Sumber —

--

Menakar Sikap Presiden yang Dianggap Ikut ”Cawe-cawe” Soal Capres
Presiden Jokowi telah menegaskan bahwa sebagai pejabat publik sekaligus pejabat politik wajar jika ia mengundang ataupun diundang ketua umum parpol lain. Sebagian kalangan melihat sikap itu wajar, tetapi juga tak etis.
Oleh
NORBERTUS ARYA DWIANGGA MARTIAR
·5 menit baca
Pertemuan Presiden Joko Widodo dengan enam ketua umum partai politik di Istana Merdeka, Jakarta, memperoleh sorotan. Pertemuan tersebut dipandang sebagai bentuk intervensi Presiden terhadap dukungan untuk bakal calon presiden dan calon wakil presiden. Sorotan menguat ketika Partai Nasdem, salah satu partai koalisi pemerintah yang kini mendukung Anies Rasyid Baswedan sebagai bakal calon presiden, tak diundang di pertemuan itu.
Sekjen PDI-P Hasto Kristiyanto menegaskan apa yang dilakukan Presiden Jokowi adalah proses dialog yang tidak bertentangan dengan prinsip demokrasi.
Dengan kondisi masyarakat yang cenderung feodal, menurut Ketua DPP PKS Mardani Ali Sera, preferensi Presiden Jokowi akan diikuti masyarakat di bawah, termasuk aparat negara di bawah Presiden.
Direktur Eksekutif Perludem Khoirunnisa Nur Agustyati berpandangan, presiden memiliki calon yang didukung dalam pilpres merupakan hal yang wajar. Namun, itu tidak elok jika itu dilakukan dengan memanfaatkan fasilitas negara.
Baca Berita Seputar Pemilu 2024
Pahami informasi seputar pemilu 2024 dari berbagai sajian berita seperti video, opini, Survei Litbang Kompas, dan konten lainnya.
Keenam ketua umum parpol dimaksud adalah Ketua Umum Partai Demokrasi Indonesia Perjuangan (PDI-P) Megawati Soekarnoputri, Ketua Umum Gerindra Prabowo Subianto, Ketua Umum Golkar Airlangga Hartarto, Ketua Umum Partai Kebangkitan Bangsa (PKB) Muhaimin Iskandar, Ketua Umum Partai Amanat Nasional (PAN) Zulkifli Hasan, dan Pelaksana Tugas Ketua Umum Partai Persatuan Pembangunan (PPP) Muhamad Mardiono.
Presiden Jokowi angkat bicara. Menurut dia, pertemuan itu wajar dilakukan olehnya karena ia adalah pejabat publik sekaligus pejabat politik. Presiden pun menampik tudingan bahwa dirinya melakukan intervensi terhadap kewenangan parpol dalam menentukan bakal capres-cawapres yang akan diusung di Pemilihan Presiden 2024.

--

Daftar Mentah —
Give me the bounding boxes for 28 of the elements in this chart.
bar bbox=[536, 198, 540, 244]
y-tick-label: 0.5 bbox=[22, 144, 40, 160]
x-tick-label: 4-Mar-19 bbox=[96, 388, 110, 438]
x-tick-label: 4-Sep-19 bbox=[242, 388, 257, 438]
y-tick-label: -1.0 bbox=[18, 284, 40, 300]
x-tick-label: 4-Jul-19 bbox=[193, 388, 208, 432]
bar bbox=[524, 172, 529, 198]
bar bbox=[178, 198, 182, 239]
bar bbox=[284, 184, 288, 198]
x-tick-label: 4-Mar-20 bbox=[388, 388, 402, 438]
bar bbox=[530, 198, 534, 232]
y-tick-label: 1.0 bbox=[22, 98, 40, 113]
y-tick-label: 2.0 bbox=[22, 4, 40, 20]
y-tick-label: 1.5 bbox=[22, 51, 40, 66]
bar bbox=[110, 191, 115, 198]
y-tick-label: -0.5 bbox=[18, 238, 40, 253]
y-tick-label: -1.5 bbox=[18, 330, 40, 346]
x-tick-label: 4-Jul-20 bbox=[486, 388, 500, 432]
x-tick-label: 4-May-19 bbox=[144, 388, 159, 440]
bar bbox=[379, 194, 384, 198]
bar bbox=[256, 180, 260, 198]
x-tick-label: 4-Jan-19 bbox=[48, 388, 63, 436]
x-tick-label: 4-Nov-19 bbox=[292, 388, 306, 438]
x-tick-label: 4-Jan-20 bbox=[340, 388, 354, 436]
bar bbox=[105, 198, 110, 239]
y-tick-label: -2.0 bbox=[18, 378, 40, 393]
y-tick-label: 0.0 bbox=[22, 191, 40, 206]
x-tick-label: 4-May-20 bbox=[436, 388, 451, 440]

--

Ketentuan 1 — Susun seluruh baris dalam daftar di atas menjadi urutan bernomor dan lewati baris kosong.
Ketentuan 2 — Teruskan artikel tentang pertemuan Presiden Jokowi dengan enam ketua umum partai politik mulai dari kalimat sesudah bagian terakhir yang ditampilkan.

Jawaban Benar 1 —
1. Give me the bounding boxes for 28 of the elements in this chart.
2. bar bbox=[536, 198, 540, 244]
3. y-tick-label: 0.5 bbox=[22, 144, 40, 160]
4. x-tick-label: 4-Mar-19 bbox=[96, 388, 110, 438]
5. x-tick-label: 4-Sep-19 bbox=[242, 388, 257, 438]
6. y-tick-label: -1.0 bbox=[18, 284, 40, 300]
7. x-tick-label: 4-Jul-19 bbox=[193, 388, 208, 432]
8. bar bbox=[524, 172, 529, 198]
9. bar bbox=[178, 198, 182, 239]
10. bar bbox=[284, 184, 288, 198]
11. x-tick-label: 4-Mar-20 bbox=[388, 388, 402, 438]
12. bar bbox=[530, 198, 534, 232]
13. y-tick-label: 1.0 bbox=[22, 98, 40, 113]
14. y-tick-label: 2.0 bbox=[22, 4, 40, 20]
15. y-tick-label: 1.5 bbox=[22, 51, 40, 66]
16. bar bbox=[110, 191, 115, 198]
17. y-tick-label: -0.5 bbox=[18, 238, 40, 253]
18. y-tick-label: -1.5 bbox=[18, 330, 40, 346]
19. x-tick-label: 4-Jul-20 bbox=[486, 388, 500, 432]
20. x-tick-label: 4-May-19 bbox=[144, 388, 159, 440]
21. bar bbox=[379, 194, 384, 198]
22. bar bbox=[256, 180, 260, 198]
23. x-tick-label: 4-Jan-19 bbox=[48, 388, 63, 436]
24. x-tick-label: 4-Nov-19 bbox=[292, 388, 306, 438]
25. x-tick-label: 4-Jan-20 bbox=[340, 388, 354, 436]
26. bar bbox=[105, 198, 110, 239]
27. y-tick-label: -2.0 bbox=[18, 378, 40, 393]
28. y-tick-label: 0.0 bbox=[22, 191, 40, 206]
29. x-tick-label: 4-May-20 bbox=[436, 388, 451, 440]

Jawaban Benar 2 —
”Saya bukan cawe-cawe. Urusan capres-cawapres itu urusannya partai atau gabungan partai. Sudah bolak-balik saya sampaikan, kan. Namun, kalau mereka mengundang saya, saya mengundang mereka, boleh-boleh saja. Apa konstitusi yang dilanggar dari situ? Enggak ada. Tolonglah mengerti bahwa kita ini juga politisi, tetapi juga pejabat publik,” terang Presiden ketika ditanya wartawan, Kamis (4/5/2023).
Dalam kesempatan itu, Presiden mengatakan, Partai Nasdem tidak dundang karena sudah memiliki koalisi sendiri untuk dukungan terhadap bakal capres. Presiden juga menjelaskan bahwa pertemuannya dengan ketua umum enam parpol tersebut bermaksud untuk membangun kerja sama politik yang lain.
Dalam mendukung Anies sebagai bakal capres, Nasdem berkoalisi dengan Partai Demokrat dan Partai Keadilan Sejahtera dalam Koalisi Perubahan untuk Persatuan (KPP). Kendati demikian, Nasdem bukan satu-satunya parpol di koalisi pemerintah yang telah membentuk koalisi untuk menghadapi Pemilu 2024. Partai Gerindra dan PKB, contohnya, keduanya tergabung dalam Koalisi Kebangkitan Indonesia Raya (KKIR). Untuk bakal capres, Partai Gerindra telah menegaskan mendukung Prabowo Subianto.
Sementara itu, Partai Golkar bersama PPP dan PAN sudah sejak 2022 tergabung dalam Koalisi Indonesia Bersatu (KIB). Untuk bakal capres, Golkar mendukung Airlangga Hartarto. Adapun PPP menyatakan mendukung Ganjar Pranowo, bakal capres dari PDI-P.
Menurut Hasto, yang dilakukan Presiden Jokowi adalah proses dialog yang tidak bertentangan dengan prinsip demokrasi.
Mantan Wakil Presiden Jusuf Kalla menyebut, tidak diundangnya Partai Nasdem dalam pertemuan di Istana Merdeka itu memperlihatkan bahwa pertemuan tersebut membicarakan politik. Jika membicarakan pembangunan mestinya Partai Nasdem turut diundang sebagai partai koalisi pendukung pemerintah.
”Menurut saya, Presiden itu seharusnya seperti Bu Mega (Megawati Soekarnoputri), dulu SBY (Susilo Bambang Yudhoyono). Begitu akan berakhir, maka (mereka) tidak terlalu jauh melibatkan diri atau tidak suka dalam perpolitikan supaya lebih demokratis,” kata Kalla setelah bertemu Ketua Umum PKB Muhaimin Iskandar, di Jakarta, Sabtu (6/5/2023).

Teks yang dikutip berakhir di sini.